> RECORDS PROVIDED
>>>>>
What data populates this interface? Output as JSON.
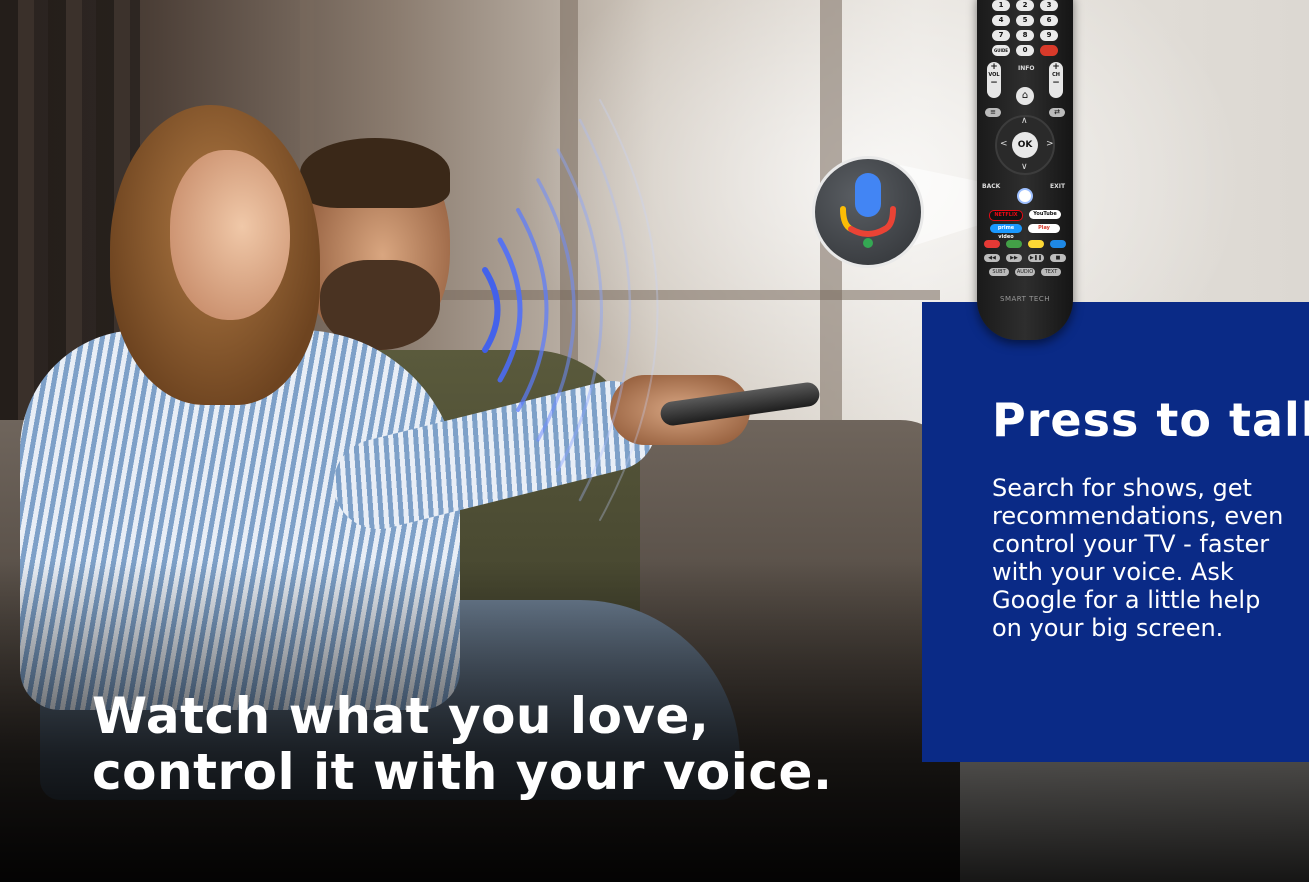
{
  "hero": {
    "headline_line1": "Watch what you love,",
    "headline_line2": "control it with your voice."
  },
  "panel": {
    "title": "Press to talk",
    "body_lines": [
      "Search for shows, get",
      "recommendations, even",
      "control your TV - faster",
      "with your voice. Ask",
      "Google for a little help",
      "on your big screen."
    ]
  },
  "remote": {
    "number_rows": [
      [
        "1",
        "2",
        "3"
      ],
      [
        "4",
        "5",
        "6"
      ],
      [
        "7",
        "8",
        "9"
      ],
      [
        "GUIDE",
        "0",
        ""
      ]
    ],
    "vol_label": "VOL",
    "ch_label": "CH",
    "info_label": "INFO",
    "ok_label": "OK",
    "back_label": "BACK",
    "exit_label": "EXIT",
    "app_buttons": [
      "NETFLIX",
      "YouTube",
      "prime video",
      "Play"
    ],
    "media_buttons": [
      "◀◀",
      "▶▶",
      "▶❚❚",
      "■"
    ],
    "bottom_buttons": [
      "SUBT",
      "AUDIO",
      "TEXT"
    ],
    "brand": "SMART TECH"
  },
  "colors": {
    "panel_blue": "#0a2a86",
    "headline_white": "#ffffff",
    "wave_blue": "#4a6cff",
    "mic_blue": "#4285f4",
    "mic_red": "#ea4335",
    "mic_yellow": "#fbbc05",
    "mic_green": "#34a853"
  },
  "icons": {
    "mic": "google-mic-icon",
    "waves": "sound-waves-icon",
    "home": "home-icon",
    "menu": "menu-icon",
    "input": "input-icon"
  }
}
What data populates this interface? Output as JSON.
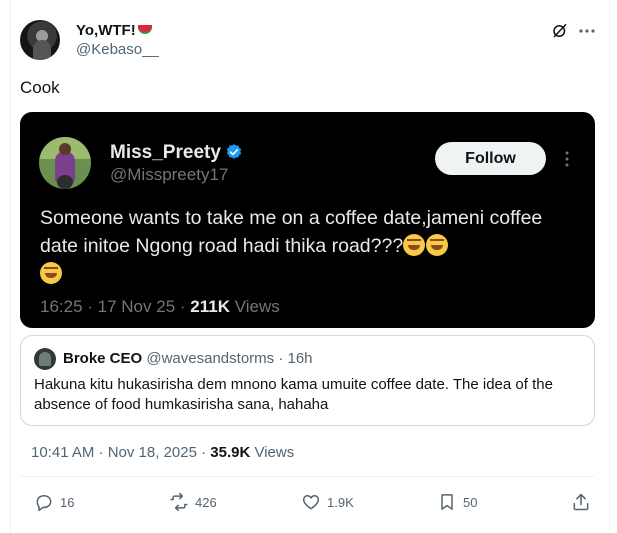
{
  "author": {
    "display_name": "Yo,WTF!",
    "handle": "@Kebaso__",
    "avatar_icon": "avatar",
    "name_emoji": "watermelon"
  },
  "header_icons": [
    "grok-icon",
    "more-icon"
  ],
  "post": {
    "text": "Cook",
    "timestamp": "10:41 AM · Nov 18, 2025 · ",
    "views_count": "35.9K",
    "views_label": " Views"
  },
  "embedded_screenshot": {
    "name": "Miss_Preety",
    "handle": "@Misspreety17",
    "verified": true,
    "follow_label": "Follow",
    "text": "Someone wants to take me on a coffee date,jameni coffee date initoe Ngong road hadi thika road???",
    "meta_time": "16:25 · 17 Nov 25 · ",
    "meta_views_count": "211K",
    "meta_views_label": " Views",
    "emoji": "rolling-on-floor-laughing"
  },
  "quoted": {
    "name": "Broke CEO",
    "handle": "@wavesandstorms",
    "age": " · 16h",
    "text": "Hakuna kitu hukasirisha dem mnono kama umuite coffee date. The idea of the absence of food humkasirisha sana, hahaha"
  },
  "actions": {
    "reply_count": "16",
    "retweet_count": "426",
    "like_count": "1.9K",
    "bookmark_count": "50"
  },
  "colors": {
    "text": "#0f1419",
    "secondary": "#536471",
    "verified": "#1d9bf0",
    "dark_bg": "#000000"
  }
}
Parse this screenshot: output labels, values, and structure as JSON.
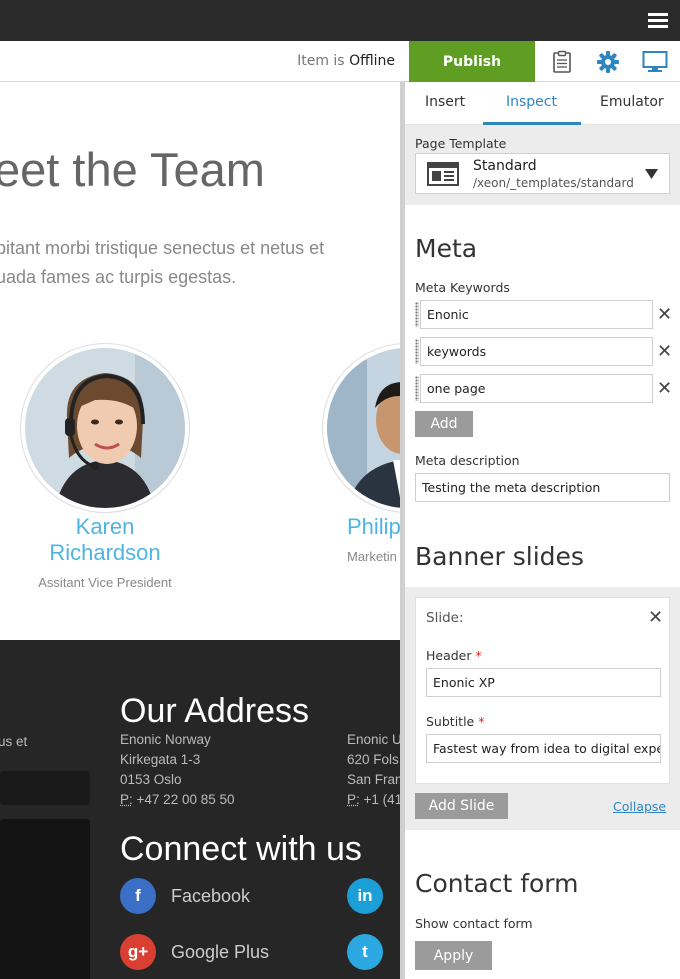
{
  "toolbar": {
    "status_prefix": "Item is",
    "status_value": "Offline",
    "publish_label": "Publish",
    "icons": [
      "clipboard-icon",
      "gear-icon",
      "monitor-icon"
    ]
  },
  "preview": {
    "team_title": "eet the Team",
    "team_text": "bitant morbi tristique senectus et netus et\nuada fames ac turpis egestas.",
    "members": [
      {
        "name": "Karen\nRichardson",
        "role": "Assitant Vice President"
      },
      {
        "name": "Philip",
        "role": "Marketin"
      }
    ],
    "footer": {
      "left_fragment": "us et",
      "address_title": "Our Address",
      "address_lines": "Enonic Norway\nKirkegata 1-3\n0153 Oslo",
      "phone_prefix": "P:",
      "phone": "+47 22 00 85 50",
      "address2_lines": "Enonic U\n620 Fols\nSan Fran",
      "phone2_prefix": "P:",
      "phone2": "+1 (41",
      "connect_title": "Connect with us",
      "social": [
        {
          "icon": "f",
          "label": "Facebook",
          "color": "#3b6fc6"
        },
        {
          "icon": "g+",
          "label": "Google Plus",
          "color": "#d94032"
        },
        {
          "icon": "in",
          "label": "",
          "color": "#1c9ed6"
        },
        {
          "icon": "t",
          "label": "",
          "color": "#2ba8e0"
        }
      ]
    }
  },
  "panel": {
    "tabs": [
      {
        "label": "Insert"
      },
      {
        "label": "Inspect",
        "active": true
      },
      {
        "label": "Emulator"
      }
    ],
    "page_template_label": "Page Template",
    "template": {
      "name": "Standard",
      "path": "/xeon/_templates/standard"
    },
    "meta_title": "Meta",
    "meta_keywords_label": "Meta Keywords",
    "keywords": [
      "Enonic",
      "keywords",
      "one page"
    ],
    "add_label": "Add",
    "meta_description_label": "Meta description",
    "meta_description_value": "Testing the meta description",
    "banner_title": "Banner slides",
    "slide_label": "Slide:",
    "header_label": "Header",
    "header_value": "Enonic XP",
    "subtitle_label": "Subtitle",
    "subtitle_value": "Fastest way from idea to digital experien",
    "required_mark": "*",
    "add_slide_label": "Add Slide",
    "collapse_label": "Collapse",
    "contact_title": "Contact form",
    "show_contact_label": "Show contact form",
    "apply_label": "Apply",
    "accent_color": "#2e86c1"
  }
}
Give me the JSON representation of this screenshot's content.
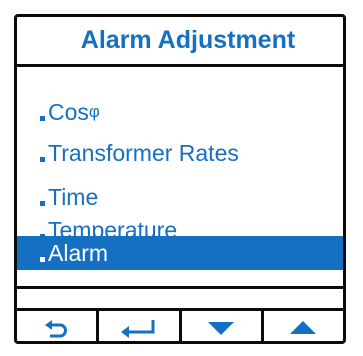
{
  "title": "Alarm Adjustment",
  "menu": {
    "items": [
      {
        "text": "Cos",
        "suffix": "φ",
        "selected": false
      },
      {
        "text": "Transformer Rates",
        "selected": false
      },
      {
        "text": "Time",
        "selected": false
      },
      {
        "text": "Temperature",
        "selected": false
      },
      {
        "text": "Alarm",
        "selected": true
      }
    ]
  },
  "softkeys": [
    {
      "icon": "back-arrow-icon"
    },
    {
      "icon": "enter-icon"
    },
    {
      "icon": "down-triangle-icon"
    },
    {
      "icon": "up-triangle-icon"
    }
  ],
  "colors": {
    "accent": "#1570c4",
    "border": "#0b0b0b",
    "background": "#ffffff"
  }
}
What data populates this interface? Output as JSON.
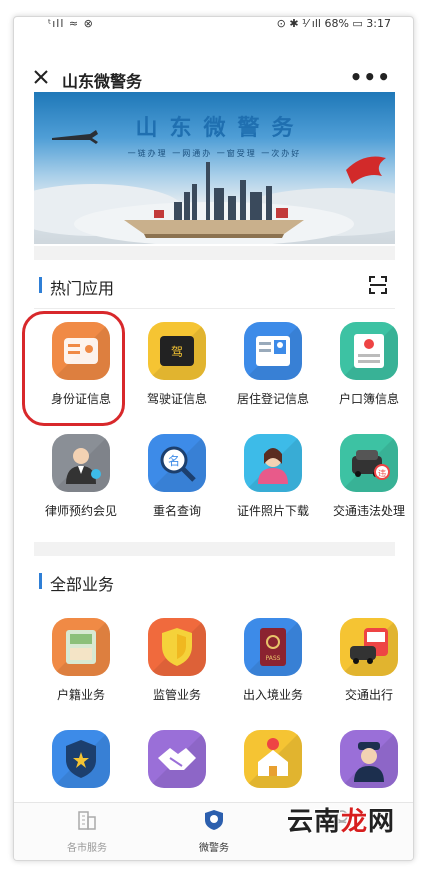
{
  "statusbar": {
    "left": "ᵗıll ≈ ⊗",
    "right": "⊙ ✱ ⅟ ıll 68% ▭ 3:17"
  },
  "navbar": {
    "title": "山东微警务",
    "more": "•••"
  },
  "banner": {
    "title": "山东微警务",
    "subtitle": "一链办理  一网通办  一窗受理  一次办好"
  },
  "hot_section": {
    "title": "热门应用",
    "items": [
      {
        "label": "身份证信息",
        "icon": "id-card-icon",
        "color": "#f08a45"
      },
      {
        "label": "驾驶证信息",
        "icon": "driver-license-icon",
        "color": "#f5c433"
      },
      {
        "label": "居住登记信息",
        "icon": "residence-card-icon",
        "color": "#3d8be8"
      },
      {
        "label": "户口簿信息",
        "icon": "household-book-icon",
        "color": "#3dc2a3"
      },
      {
        "label": "律师预约会见",
        "icon": "lawyer-icon",
        "color": "#8a8f96"
      },
      {
        "label": "重名查询",
        "icon": "name-search-icon",
        "color": "#3d8be8"
      },
      {
        "label": "证件照片下载",
        "icon": "photo-download-icon",
        "color": "#3dbbe8"
      },
      {
        "label": "交通违法处理",
        "icon": "traffic-violation-icon",
        "color": "#3dc2a3"
      }
    ]
  },
  "all_section": {
    "title": "全部业务",
    "items": [
      {
        "label": "户籍业务",
        "icon": "household-registration-icon",
        "color": "#f08a45"
      },
      {
        "label": "监管业务",
        "icon": "shield-supervision-icon",
        "color": "#f06a3d"
      },
      {
        "label": "出入境业务",
        "icon": "passport-icon",
        "color": "#3d8be8"
      },
      {
        "label": "交通出行",
        "icon": "traffic-icon",
        "color": "#f5c433"
      },
      {
        "label": "",
        "icon": "police-badge-icon",
        "color": "#3d8be8"
      },
      {
        "label": "",
        "icon": "handshake-icon",
        "color": "#9a6fd8"
      },
      {
        "label": "",
        "icon": "home-location-icon",
        "color": "#f5c433"
      },
      {
        "label": "",
        "icon": "police-officer-icon",
        "color": "#9a6fd8"
      }
    ]
  },
  "tabbar": {
    "tabs": [
      {
        "label": "各市服务",
        "icon": "city-building-icon",
        "active": false
      },
      {
        "label": "微警务",
        "icon": "police-shield-icon",
        "active": true
      },
      {
        "label": "",
        "icon": "person-icon",
        "active": false
      }
    ]
  },
  "watermark": {
    "part1": "云南",
    "part2": "龙",
    "part3": "网"
  }
}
<<<<<
> PROBLEM DETAILS
Using the listing above, show each line holding the string "control".

> SOLVED EXERCISE
    "headline_line2": "control it with your voice."
      "control your TV - faster",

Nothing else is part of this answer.